▶ **Stored records**
####################
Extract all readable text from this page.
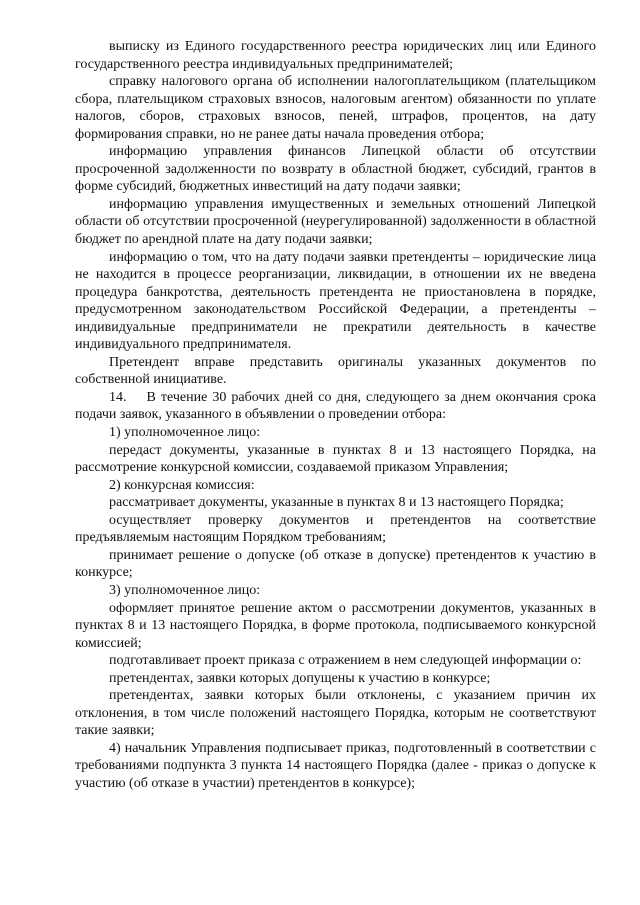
выписку из Единого государственного реестра юридических лиц или Единого государственного реестра индивидуальных предпринимателей;

справку налогового органа об исполнении налогоплательщиком (плательщиком сбора, плательщиком страховых взносов, налоговым агентом) обязанности по уплате налогов, сборов, страховых взносов, пеней, штрафов, процентов, на дату формирования справки, но не ранее даты начала проведения отбора;

информацию управления финансов Липецкой области об отсутствии просроченной задолженности по возврату в областной бюджет, субсидий, грантов в форме субсидий, бюджетных инвестиций на дату подачи заявки;

информацию управления имущественных и земельных отношений Липецкой области об отсутствии просроченной (неурегулированной) задолженности в областной бюджет по арендной плате на дату подачи заявки;

информацию о том, что на дату подачи заявки претенденты – юридические лица не находится в процессе реорганизации, ликвидации, в отношении их не введена процедура банкротства, деятельность претендента не приостановлена в порядке, предусмотренном законодательством Российской Федерации, а претенденты – индивидуальные предприниматели не прекратили деятельность в качестве индивидуального предпринимателя.

Претендент вправе представить оригиналы указанных документов по собственной инициативе.

14.    В течение 30 рабочих дней со дня, следующего за днем окончания срока подачи заявок, указанного в объявлении о проведении отбора:

1) уполномоченное лицо:

передаст документы, указанные в пунктах 8 и 13 настоящего Порядка, на рассмотрение конкурсной комиссии, создаваемой приказом Управления;

2) конкурсная комиссия:

рассматривает документы, указанные в пунктах 8 и 13 настоящего Порядка;

осуществляет проверку документов и претендентов на соответствие предъявляемым настоящим Порядком требованиям;

принимает решение о допуске (об отказе в допуске) претендентов к участию в конкурсе;

3) уполномоченное лицо:

оформляет принятое решение актом о рассмотрении документов, указанных в пунктах 8 и 13 настоящего Порядка, в форме протокола, подписываемого конкурсной комиссией;

подготавливает проект приказа с отражением в нем следующей информации о:

претендентах, заявки которых допущены к участию в конкурсе;

претендентах, заявки которых были отклонены, с указанием причин их отклонения, в том числе положений настоящего Порядка, которым не соответствуют такие заявки;

4) начальник Управления подписывает приказ, подготовленный в соответствии с требованиями подпункта 3 пункта 14 настоящего Порядка (далее - приказ о допуске к участию (об отказе в участии) претендентов в конкурсе);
####################
▶ **Given exercise**
Return each line with "Липецкой".

▶ **Answer to this problem**
информацию управления финансов Липецкой области об отсутствии просроченной задолженности по возврату в областной бюджет, субсидий, грантов в форме субсидий, бюджетных инвестиций на дату подачи заявки;
информацию управления имущественных и земельных отношений Липецкой области об отсутствии просроченной (неурегулированной) задолженности в областной бюджет по арендной плате на дату подачи заявки;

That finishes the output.